- _Task prompt_:
Present the following data again exactly as it is shown.

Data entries
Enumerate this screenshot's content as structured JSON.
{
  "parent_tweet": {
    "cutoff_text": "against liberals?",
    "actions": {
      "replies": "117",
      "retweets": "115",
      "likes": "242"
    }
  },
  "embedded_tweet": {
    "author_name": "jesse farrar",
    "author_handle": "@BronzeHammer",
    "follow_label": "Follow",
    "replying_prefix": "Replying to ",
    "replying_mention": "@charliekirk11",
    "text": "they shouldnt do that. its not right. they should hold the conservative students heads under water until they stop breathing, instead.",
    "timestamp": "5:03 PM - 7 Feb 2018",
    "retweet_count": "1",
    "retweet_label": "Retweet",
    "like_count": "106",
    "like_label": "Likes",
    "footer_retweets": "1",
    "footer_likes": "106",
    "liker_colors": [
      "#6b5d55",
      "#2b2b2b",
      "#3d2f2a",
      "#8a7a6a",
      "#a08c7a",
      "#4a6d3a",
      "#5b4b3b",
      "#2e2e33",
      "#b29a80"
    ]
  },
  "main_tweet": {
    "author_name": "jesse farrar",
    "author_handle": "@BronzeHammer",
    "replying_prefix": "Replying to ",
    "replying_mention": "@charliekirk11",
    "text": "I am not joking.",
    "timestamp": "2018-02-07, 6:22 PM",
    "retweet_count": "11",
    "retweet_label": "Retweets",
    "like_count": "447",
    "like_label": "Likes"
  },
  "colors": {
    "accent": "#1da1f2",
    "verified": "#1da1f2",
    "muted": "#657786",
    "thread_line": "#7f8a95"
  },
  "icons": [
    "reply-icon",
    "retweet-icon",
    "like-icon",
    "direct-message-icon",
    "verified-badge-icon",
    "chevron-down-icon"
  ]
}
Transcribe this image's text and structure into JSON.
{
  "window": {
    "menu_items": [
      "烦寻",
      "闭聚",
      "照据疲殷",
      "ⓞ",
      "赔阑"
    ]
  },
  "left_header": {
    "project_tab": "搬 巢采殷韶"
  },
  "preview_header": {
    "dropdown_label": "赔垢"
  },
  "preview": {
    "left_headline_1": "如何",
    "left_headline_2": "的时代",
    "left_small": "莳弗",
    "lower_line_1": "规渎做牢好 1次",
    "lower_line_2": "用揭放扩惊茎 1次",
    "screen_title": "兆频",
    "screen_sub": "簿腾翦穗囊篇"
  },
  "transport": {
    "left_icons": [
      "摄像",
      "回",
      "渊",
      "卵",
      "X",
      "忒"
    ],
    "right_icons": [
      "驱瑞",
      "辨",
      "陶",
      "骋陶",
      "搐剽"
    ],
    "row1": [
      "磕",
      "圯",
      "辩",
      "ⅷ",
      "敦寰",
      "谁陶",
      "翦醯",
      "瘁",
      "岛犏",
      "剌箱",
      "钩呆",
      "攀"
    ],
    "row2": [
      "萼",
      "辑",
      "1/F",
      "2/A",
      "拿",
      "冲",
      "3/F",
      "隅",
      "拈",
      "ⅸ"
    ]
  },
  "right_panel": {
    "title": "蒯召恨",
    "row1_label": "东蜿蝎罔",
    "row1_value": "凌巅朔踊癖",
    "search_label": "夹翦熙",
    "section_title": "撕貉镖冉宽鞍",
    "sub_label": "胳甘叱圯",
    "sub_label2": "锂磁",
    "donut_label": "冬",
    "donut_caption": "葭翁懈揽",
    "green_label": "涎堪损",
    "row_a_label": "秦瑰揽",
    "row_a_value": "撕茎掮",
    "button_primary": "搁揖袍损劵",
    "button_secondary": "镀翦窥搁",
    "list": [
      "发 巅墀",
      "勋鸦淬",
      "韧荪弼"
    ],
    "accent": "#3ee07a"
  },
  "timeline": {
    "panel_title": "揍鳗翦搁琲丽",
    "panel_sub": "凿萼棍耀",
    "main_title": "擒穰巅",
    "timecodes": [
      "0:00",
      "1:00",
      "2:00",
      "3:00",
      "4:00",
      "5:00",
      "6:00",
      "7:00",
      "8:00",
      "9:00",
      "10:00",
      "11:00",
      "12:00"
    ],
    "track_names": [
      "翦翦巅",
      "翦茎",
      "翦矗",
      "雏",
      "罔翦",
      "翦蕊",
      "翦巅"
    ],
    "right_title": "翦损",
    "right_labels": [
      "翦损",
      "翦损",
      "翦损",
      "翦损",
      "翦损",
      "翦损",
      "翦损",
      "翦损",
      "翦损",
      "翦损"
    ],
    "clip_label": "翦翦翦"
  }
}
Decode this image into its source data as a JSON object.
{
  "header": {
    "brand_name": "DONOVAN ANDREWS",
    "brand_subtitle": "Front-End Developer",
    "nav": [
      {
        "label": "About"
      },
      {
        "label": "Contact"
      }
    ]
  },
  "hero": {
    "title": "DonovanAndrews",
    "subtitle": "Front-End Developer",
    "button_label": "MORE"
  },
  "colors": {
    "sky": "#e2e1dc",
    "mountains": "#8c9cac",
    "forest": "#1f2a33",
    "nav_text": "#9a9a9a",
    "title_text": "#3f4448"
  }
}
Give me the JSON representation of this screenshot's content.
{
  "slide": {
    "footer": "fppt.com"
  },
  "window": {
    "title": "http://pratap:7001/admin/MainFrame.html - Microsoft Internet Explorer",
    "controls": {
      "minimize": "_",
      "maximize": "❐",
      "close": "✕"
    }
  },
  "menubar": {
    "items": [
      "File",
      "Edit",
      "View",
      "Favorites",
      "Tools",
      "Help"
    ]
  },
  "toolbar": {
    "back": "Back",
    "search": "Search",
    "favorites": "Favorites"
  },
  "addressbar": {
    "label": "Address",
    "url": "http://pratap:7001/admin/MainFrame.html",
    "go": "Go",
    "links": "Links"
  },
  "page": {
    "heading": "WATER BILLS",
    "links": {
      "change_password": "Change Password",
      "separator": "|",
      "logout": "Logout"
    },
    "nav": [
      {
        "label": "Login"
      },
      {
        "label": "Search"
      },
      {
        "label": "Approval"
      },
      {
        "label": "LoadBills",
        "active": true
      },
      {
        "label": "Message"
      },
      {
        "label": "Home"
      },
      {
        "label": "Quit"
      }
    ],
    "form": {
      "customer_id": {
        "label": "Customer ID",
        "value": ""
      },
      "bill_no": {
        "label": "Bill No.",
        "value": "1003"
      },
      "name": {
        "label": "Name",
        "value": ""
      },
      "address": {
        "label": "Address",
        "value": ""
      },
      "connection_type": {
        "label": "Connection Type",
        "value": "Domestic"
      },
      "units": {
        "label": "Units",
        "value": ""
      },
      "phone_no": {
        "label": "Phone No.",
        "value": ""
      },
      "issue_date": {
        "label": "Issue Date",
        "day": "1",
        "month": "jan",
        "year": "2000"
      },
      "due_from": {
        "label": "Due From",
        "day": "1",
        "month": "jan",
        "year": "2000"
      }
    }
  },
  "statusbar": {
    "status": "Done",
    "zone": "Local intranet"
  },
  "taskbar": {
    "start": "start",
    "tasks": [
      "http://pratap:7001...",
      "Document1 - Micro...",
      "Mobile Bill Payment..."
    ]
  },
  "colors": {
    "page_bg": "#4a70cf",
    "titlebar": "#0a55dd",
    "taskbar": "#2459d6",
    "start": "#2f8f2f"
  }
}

- _Right answer_:
Enumerate this screenshot's content as structured JSON.
{
  "parent_tweet": {
    "cutoff_text": "against liberals?",
    "actions": {
      "replies": "117",
      "retweets": "115",
      "likes": "242"
    }
  },
  "embedded_tweet": {
    "author_name": "jesse farrar",
    "author_handle": "@BronzeHammer",
    "follow_label": "Follow",
    "replying_prefix": "Replying to ",
    "replying_mention": "@charliekirk11",
    "text": "they shouldnt do that. its not right. they should hold the conservative students heads under water until they stop breathing, instead.",
    "timestamp": "5:03 PM - 7 Feb 2018",
    "retweet_count": "1",
    "retweet_label": "Retweet",
    "like_count": "106",
    "like_label": "Likes",
    "footer_retweets": "1",
    "footer_likes": "106",
    "liker_colors": [
      "#6b5d55",
      "#2b2b2b",
      "#3d2f2a",
      "#8a7a6a",
      "#a08c7a",
      "#4a6d3a",
      "#5b4b3b",
      "#2e2e33",
      "#b29a80"
    ]
  },
  "main_tweet": {
    "author_name": "jesse farrar",
    "author_handle": "@BronzeHammer",
    "replying_prefix": "Replying to ",
    "replying_mention": "@charliekirk11",
    "text": "I am not joking.",
    "timestamp": "2018-02-07, 6:22 PM",
    "retweet_count": "11",
    "retweet_label": "Retweets",
    "like_count": "447",
    "like_label": "Likes"
  },
  "colors": {
    "accent": "#1da1f2",
    "verified": "#1da1f2",
    "muted": "#657786",
    "thread_line": "#7f8a95"
  },
  "icons": [
    "reply-icon",
    "retweet-icon",
    "like-icon",
    "direct-message-icon",
    "verified-badge-icon",
    "chevron-down-icon"
  ]
}
Transcribe this image's text and structure into JSON.
{
  "window": {
    "menu_items": [
      "烦寻",
      "闭聚",
      "照据疲殷",
      "ⓞ",
      "赔阑"
    ]
  },
  "left_header": {
    "project_tab": "搬 巢采殷韶"
  },
  "preview_header": {
    "dropdown_label": "赔垢"
  },
  "preview": {
    "left_headline_1": "如何",
    "left_headline_2": "的时代",
    "left_small": "莳弗",
    "lower_line_1": "规渎做牢好 1次",
    "lower_line_2": "用揭放扩惊茎 1次",
    "screen_title": "兆频",
    "screen_sub": "簿腾翦穗囊篇"
  },
  "transport": {
    "left_icons": [
      "摄像",
      "回",
      "渊",
      "卵",
      "X",
      "忒"
    ],
    "right_icons": [
      "驱瑞",
      "辨",
      "陶",
      "骋陶",
      "搐剽"
    ],
    "row1": [
      "磕",
      "圯",
      "辩",
      "ⅷ",
      "敦寰",
      "谁陶",
      "翦醯",
      "瘁",
      "岛犏",
      "剌箱",
      "钩呆",
      "攀"
    ],
    "row2": [
      "萼",
      "辑",
      "1/F",
      "2/A",
      "拿",
      "冲",
      "3/F",
      "隅",
      "拈",
      "ⅸ"
    ]
  },
  "right_panel": {
    "title": "蒯召恨",
    "row1_label": "东蜿蝎罔",
    "row1_value": "凌巅朔踊癖",
    "search_label": "夹翦熙",
    "section_title": "撕貉镖冉宽鞍",
    "sub_label": "胳甘叱圯",
    "sub_label2": "锂磁",
    "donut_label": "冬",
    "donut_caption": "葭翁懈揽",
    "green_label": "涎堪损",
    "row_a_label": "秦瑰揽",
    "row_a_value": "撕茎掮",
    "button_primary": "搁揖袍损劵",
    "button_secondary": "镀翦窥搁",
    "list": [
      "发 巅墀",
      "勋鸦淬",
      "韧荪弼"
    ],
    "accent": "#3ee07a"
  },
  "timeline": {
    "panel_title": "揍鳗翦搁琲丽",
    "panel_sub": "凿萼棍耀",
    "main_title": "擒穰巅",
    "timecodes": [
      "0:00",
      "1:00",
      "2:00",
      "3:00",
      "4:00",
      "5:00",
      "6:00",
      "7:00",
      "8:00",
      "9:00",
      "10:00",
      "11:00",
      "12:00"
    ],
    "track_names": [
      "翦翦巅",
      "翦茎",
      "翦矗",
      "雏",
      "罔翦",
      "翦蕊",
      "翦巅"
    ],
    "right_title": "翦损",
    "right_labels": [
      "翦损",
      "翦损",
      "翦损",
      "翦损",
      "翦损",
      "翦损",
      "翦损",
      "翦损",
      "翦损",
      "翦损"
    ],
    "clip_label": "翦翦翦"
  }
}
Decode this image into its source data as a JSON object.
{
  "header": {
    "brand_name": "DONOVAN ANDREWS",
    "brand_subtitle": "Front-End Developer",
    "nav": [
      {
        "label": "About"
      },
      {
        "label": "Contact"
      }
    ]
  },
  "hero": {
    "title": "DonovanAndrews",
    "subtitle": "Front-End Developer",
    "button_label": "MORE"
  },
  "colors": {
    "sky": "#e2e1dc",
    "mountains": "#8c9cac",
    "forest": "#1f2a33",
    "nav_text": "#9a9a9a",
    "title_text": "#3f4448"
  }
}
Give me the JSON representation of this screenshot's content.
{
  "slide": {
    "footer": "fppt.com"
  },
  "window": {
    "title": "http://pratap:7001/admin/MainFrame.html - Microsoft Internet Explorer",
    "controls": {
      "minimize": "_",
      "maximize": "❐",
      "close": "✕"
    }
  },
  "menubar": {
    "items": [
      "File",
      "Edit",
      "View",
      "Favorites",
      "Tools",
      "Help"
    ]
  },
  "toolbar": {
    "back": "Back",
    "search": "Search",
    "favorites": "Favorites"
  },
  "addressbar": {
    "label": "Address",
    "url": "http://pratap:7001/admin/MainFrame.html",
    "go": "Go",
    "links": "Links"
  },
  "page": {
    "heading": "WATER BILLS",
    "links": {
      "change_password": "Change Password",
      "separator": "|",
      "logout": "Logout"
    },
    "nav": [
      {
        "label": "Login"
      },
      {
        "label": "Search"
      },
      {
        "label": "Approval"
      },
      {
        "label": "LoadBills",
        "active": true
      },
      {
        "label": "Message"
      },
      {
        "label": "Home"
      },
      {
        "label": "Quit"
      }
    ],
    "form": {
      "customer_id": {
        "label": "Customer ID",
        "value": ""
      },
      "bill_no": {
        "label": "Bill No.",
        "value": "1003"
      },
      "name": {
        "label": "Name",
        "value": ""
      },
      "address": {
        "label": "Address",
        "value": ""
      },
      "connection_type": {
        "label": "Connection Type",
        "value": "Domestic"
      },
      "units": {
        "label": "Units",
        "value": ""
      },
      "phone_no": {
        "label": "Phone No.",
        "value": ""
      },
      "issue_date": {
        "label": "Issue Date",
        "day": "1",
        "month": "jan",
        "year": "2000"
      },
      "due_from": {
        "label": "Due From",
        "day": "1",
        "month": "jan",
        "year": "2000"
      }
    }
  },
  "statusbar": {
    "status": "Done",
    "zone": "Local intranet"
  },
  "taskbar": {
    "start": "start",
    "tasks": [
      "http://pratap:7001...",
      "Document1 - Micro...",
      "Mobile Bill Payment..."
    ]
  },
  "colors": {
    "page_bg": "#4a70cf",
    "titlebar": "#0a55dd",
    "taskbar": "#2459d6",
    "start": "#2f8f2f"
  }
}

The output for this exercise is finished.